%%

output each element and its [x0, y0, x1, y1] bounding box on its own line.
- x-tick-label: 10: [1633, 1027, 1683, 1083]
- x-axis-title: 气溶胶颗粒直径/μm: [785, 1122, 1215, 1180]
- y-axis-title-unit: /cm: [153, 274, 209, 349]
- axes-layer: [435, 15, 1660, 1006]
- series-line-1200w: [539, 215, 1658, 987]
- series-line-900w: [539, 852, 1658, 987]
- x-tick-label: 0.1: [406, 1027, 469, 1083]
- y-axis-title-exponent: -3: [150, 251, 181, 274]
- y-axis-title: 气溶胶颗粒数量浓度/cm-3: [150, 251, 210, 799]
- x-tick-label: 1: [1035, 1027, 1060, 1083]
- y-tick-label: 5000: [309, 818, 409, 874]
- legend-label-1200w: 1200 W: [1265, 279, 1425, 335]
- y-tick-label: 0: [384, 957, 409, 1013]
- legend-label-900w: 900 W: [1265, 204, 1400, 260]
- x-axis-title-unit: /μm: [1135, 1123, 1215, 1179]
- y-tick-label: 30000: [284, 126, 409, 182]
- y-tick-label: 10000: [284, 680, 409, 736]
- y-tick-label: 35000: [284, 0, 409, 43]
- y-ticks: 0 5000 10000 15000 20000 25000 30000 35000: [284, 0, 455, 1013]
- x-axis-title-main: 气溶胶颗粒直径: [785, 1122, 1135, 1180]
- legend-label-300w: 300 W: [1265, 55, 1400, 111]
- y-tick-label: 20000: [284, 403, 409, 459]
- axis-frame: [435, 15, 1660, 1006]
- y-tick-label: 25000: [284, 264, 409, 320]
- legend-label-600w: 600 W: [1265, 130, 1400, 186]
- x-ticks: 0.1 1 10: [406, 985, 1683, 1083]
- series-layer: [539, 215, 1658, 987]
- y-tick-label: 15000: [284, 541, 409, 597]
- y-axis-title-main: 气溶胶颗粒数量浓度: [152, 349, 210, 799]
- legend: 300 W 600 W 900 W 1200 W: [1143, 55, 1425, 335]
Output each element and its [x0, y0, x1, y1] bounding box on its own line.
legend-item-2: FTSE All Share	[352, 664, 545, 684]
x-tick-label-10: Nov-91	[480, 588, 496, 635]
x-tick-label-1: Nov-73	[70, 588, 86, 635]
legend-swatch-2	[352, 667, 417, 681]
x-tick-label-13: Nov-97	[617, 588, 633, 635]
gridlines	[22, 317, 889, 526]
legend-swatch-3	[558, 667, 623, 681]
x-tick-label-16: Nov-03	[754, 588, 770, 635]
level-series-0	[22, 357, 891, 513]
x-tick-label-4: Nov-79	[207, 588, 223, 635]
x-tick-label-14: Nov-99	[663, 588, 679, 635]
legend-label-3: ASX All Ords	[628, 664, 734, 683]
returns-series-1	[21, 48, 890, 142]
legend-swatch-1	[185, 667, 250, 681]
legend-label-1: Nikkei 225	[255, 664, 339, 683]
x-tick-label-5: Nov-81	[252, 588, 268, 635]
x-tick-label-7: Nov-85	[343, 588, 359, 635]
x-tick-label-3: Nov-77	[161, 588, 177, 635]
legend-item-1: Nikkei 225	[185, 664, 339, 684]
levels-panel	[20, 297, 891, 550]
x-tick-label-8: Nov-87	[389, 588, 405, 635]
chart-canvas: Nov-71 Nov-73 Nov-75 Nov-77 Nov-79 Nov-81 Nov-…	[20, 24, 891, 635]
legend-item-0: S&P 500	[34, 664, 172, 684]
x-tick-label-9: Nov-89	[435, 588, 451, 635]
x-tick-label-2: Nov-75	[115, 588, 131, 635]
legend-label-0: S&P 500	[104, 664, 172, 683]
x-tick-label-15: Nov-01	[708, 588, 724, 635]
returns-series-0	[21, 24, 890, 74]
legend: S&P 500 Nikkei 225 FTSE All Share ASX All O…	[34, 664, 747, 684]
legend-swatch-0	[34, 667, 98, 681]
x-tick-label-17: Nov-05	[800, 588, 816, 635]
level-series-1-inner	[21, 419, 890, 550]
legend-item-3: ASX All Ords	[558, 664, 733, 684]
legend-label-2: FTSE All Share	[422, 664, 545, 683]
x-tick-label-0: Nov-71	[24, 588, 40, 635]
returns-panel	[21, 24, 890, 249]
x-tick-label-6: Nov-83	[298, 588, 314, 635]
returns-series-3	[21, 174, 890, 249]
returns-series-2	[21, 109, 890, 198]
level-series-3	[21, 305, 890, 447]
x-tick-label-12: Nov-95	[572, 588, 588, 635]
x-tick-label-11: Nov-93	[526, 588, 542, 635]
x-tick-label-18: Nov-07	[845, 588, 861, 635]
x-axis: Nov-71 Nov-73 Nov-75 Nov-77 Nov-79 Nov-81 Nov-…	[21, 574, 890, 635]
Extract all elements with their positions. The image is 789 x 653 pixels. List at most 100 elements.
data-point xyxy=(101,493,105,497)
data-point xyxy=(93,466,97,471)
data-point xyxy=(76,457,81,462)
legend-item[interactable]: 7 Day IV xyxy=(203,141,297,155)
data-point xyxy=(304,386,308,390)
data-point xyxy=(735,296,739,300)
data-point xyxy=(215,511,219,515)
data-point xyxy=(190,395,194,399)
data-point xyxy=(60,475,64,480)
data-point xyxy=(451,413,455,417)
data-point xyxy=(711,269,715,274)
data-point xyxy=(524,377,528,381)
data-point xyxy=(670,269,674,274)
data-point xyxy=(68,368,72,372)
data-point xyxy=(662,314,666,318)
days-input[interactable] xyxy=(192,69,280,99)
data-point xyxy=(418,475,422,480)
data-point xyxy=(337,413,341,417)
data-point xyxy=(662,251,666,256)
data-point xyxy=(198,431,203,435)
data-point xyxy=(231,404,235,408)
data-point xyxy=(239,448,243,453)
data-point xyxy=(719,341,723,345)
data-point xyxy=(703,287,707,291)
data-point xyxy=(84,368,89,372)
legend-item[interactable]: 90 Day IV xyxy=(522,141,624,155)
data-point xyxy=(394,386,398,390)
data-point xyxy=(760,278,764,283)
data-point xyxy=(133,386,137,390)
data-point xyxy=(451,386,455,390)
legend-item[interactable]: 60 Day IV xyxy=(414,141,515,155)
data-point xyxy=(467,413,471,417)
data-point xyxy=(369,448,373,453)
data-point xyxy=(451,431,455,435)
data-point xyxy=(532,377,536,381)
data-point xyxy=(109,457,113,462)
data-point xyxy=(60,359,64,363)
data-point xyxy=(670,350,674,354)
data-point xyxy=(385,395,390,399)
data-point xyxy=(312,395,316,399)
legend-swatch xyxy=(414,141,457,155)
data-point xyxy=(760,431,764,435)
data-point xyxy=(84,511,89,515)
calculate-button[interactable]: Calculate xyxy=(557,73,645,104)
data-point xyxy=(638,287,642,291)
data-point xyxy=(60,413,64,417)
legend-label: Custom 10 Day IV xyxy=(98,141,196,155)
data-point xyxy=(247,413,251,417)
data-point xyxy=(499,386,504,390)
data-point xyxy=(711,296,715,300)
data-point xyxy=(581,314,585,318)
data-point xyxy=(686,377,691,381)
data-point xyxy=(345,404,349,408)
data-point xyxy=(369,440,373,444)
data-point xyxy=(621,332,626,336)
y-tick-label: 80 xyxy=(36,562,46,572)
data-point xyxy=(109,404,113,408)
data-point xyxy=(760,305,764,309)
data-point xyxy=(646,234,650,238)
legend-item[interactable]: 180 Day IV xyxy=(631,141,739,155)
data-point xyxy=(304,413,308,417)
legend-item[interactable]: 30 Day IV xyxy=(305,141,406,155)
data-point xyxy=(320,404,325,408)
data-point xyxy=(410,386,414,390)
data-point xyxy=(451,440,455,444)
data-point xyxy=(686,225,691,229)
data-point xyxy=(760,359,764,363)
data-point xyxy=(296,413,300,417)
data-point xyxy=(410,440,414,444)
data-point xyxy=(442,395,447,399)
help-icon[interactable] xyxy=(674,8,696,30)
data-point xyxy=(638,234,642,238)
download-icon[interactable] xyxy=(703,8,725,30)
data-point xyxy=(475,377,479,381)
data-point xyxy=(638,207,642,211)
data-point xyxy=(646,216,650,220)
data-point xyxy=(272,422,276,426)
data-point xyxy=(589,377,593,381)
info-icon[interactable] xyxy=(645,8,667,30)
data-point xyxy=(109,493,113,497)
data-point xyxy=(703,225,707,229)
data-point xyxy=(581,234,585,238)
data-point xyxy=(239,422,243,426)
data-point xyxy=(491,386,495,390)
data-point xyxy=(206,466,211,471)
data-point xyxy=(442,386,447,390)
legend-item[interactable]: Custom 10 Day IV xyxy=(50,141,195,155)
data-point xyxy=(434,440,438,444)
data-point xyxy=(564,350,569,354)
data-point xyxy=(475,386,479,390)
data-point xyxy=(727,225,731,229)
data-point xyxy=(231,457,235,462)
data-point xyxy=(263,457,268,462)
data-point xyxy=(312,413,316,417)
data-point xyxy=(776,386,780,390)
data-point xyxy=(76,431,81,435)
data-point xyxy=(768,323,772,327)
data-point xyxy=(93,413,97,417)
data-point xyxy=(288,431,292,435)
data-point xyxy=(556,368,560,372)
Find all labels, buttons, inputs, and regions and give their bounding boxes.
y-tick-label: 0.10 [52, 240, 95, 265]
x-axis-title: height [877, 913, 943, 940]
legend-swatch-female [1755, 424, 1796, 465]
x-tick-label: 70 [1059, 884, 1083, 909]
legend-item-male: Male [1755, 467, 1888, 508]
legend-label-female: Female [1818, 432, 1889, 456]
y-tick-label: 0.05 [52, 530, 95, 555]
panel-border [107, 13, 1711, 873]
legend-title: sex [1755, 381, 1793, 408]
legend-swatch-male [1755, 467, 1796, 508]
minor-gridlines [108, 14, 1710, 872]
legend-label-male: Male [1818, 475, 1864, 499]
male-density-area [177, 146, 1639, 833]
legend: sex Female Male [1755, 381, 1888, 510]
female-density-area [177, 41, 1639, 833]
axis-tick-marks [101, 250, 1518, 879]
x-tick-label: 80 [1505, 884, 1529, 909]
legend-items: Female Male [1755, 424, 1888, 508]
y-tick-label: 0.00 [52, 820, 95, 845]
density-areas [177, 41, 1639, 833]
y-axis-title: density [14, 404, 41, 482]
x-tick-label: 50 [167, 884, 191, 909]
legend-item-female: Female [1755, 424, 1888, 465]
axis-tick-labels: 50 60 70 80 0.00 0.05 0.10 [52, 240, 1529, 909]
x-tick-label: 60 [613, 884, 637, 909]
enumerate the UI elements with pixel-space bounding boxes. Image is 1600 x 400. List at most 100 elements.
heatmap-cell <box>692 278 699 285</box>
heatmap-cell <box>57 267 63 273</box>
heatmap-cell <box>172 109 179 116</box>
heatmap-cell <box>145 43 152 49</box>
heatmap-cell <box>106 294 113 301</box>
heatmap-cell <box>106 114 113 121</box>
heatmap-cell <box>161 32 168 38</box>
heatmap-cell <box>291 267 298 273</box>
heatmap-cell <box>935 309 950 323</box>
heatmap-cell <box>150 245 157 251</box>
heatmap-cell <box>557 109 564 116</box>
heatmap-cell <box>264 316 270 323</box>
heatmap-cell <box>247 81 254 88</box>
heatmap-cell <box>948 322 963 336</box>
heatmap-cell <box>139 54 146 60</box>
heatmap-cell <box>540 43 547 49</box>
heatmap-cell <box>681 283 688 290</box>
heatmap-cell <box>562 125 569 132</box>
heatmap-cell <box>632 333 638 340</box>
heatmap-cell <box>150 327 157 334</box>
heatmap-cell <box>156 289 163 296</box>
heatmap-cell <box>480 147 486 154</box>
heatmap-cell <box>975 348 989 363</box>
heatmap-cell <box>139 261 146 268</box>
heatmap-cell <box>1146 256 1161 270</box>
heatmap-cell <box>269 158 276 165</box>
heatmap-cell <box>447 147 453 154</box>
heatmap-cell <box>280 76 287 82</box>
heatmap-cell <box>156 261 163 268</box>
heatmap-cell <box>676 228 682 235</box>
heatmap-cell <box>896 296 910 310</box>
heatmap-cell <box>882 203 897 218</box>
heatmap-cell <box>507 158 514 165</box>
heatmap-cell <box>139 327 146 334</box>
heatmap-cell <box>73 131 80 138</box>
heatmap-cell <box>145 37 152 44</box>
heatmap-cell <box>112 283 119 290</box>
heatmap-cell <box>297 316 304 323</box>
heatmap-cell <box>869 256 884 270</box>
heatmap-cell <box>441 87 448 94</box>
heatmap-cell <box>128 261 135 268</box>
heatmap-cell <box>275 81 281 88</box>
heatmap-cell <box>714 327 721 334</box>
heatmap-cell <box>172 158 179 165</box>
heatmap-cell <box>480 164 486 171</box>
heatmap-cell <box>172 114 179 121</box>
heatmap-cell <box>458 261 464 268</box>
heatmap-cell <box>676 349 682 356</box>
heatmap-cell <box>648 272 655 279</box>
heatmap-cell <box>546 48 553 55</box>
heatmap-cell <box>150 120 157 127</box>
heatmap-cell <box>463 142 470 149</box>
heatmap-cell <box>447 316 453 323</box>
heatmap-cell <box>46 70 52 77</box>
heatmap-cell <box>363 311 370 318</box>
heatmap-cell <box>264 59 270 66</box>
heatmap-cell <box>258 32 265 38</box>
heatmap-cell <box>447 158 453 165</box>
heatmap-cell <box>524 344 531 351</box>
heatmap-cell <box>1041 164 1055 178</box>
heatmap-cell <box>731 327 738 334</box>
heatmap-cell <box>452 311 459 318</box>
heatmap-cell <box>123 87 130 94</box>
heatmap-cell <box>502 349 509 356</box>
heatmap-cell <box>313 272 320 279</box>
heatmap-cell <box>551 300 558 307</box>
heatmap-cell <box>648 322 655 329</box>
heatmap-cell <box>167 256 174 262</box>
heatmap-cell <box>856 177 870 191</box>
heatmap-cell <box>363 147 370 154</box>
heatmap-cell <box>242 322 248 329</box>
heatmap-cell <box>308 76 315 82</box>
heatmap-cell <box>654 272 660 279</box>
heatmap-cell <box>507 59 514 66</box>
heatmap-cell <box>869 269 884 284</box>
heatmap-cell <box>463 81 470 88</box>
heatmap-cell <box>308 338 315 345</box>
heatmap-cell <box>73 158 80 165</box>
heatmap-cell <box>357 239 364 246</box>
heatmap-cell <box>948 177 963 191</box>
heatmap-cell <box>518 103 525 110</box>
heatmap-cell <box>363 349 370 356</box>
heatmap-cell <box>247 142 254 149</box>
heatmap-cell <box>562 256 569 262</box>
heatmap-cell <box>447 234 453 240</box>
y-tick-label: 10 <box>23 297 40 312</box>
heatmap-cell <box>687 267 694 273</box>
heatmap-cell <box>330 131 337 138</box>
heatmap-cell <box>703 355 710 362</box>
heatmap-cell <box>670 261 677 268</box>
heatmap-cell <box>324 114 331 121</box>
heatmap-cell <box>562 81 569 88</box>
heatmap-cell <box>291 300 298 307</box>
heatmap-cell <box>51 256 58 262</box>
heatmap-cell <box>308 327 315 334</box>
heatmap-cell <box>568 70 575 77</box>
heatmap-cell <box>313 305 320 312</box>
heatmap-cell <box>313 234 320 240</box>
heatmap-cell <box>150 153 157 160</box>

%%

Render everything from the start of the records down to the line containing "- x-tick-label: 1: [1035, 1027, 1060, 1083]", inclusive, as a numbered list with blank lines omitted.

# SOLVED PROBLEM:
1. output each element and its [x0, y0, x1, y1] bounding box on its own line.
2. - x-tick-label: 10: [1633, 1027, 1683, 1083]
3. - x-axis-title: 气溶胶颗粒直径/μm: [785, 1122, 1215, 1180]
4. - y-axis-title-unit: /cm: [153, 274, 209, 349]
5. - axes-layer: [435, 15, 1660, 1006]
6. - series-line-1200w: [539, 215, 1658, 987]
7. - series-line-900w: [539, 852, 1658, 987]
8. - x-tick-label: 0.1: [406, 1027, 469, 1083]
9. - y-axis-title-exponent: -3: [150, 251, 181, 274]
10. - y-axis-title: 气溶胶颗粒数量浓度/cm-3: [150, 251, 210, 799]
11. - x-tick-label: 1: [1035, 1027, 1060, 1083]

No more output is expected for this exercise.